[Records that describe figures]
>>>

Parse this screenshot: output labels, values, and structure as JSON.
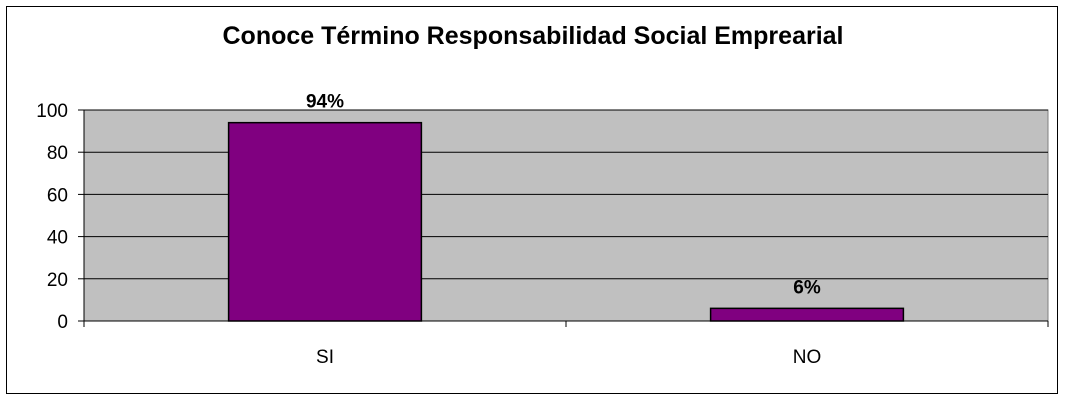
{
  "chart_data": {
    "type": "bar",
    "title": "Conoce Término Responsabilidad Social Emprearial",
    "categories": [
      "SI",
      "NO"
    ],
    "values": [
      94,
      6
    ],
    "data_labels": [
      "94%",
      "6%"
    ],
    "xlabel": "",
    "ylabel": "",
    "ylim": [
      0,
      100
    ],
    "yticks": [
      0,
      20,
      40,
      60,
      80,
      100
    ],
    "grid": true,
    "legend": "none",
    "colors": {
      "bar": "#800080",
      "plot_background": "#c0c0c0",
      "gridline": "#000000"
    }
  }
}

<<<

Pictures in the data above should not be copied; transcribe everything else exactly.

# RIGHT ANSWER
Parse this screenshot: output labels, values, and structure as JSON.
{
  "chart_data": {
    "type": "bar",
    "title": "Conoce Término Responsabilidad Social Emprearial",
    "categories": [
      "SI",
      "NO"
    ],
    "values": [
      94,
      6
    ],
    "data_labels": [
      "94%",
      "6%"
    ],
    "xlabel": "",
    "ylabel": "",
    "ylim": [
      0,
      100
    ],
    "yticks": [
      0,
      20,
      40,
      60,
      80,
      100
    ],
    "grid": true,
    "legend": "none",
    "colors": {
      "bar": "#800080",
      "plot_background": "#c0c0c0",
      "gridline": "#000000"
    }
  }
}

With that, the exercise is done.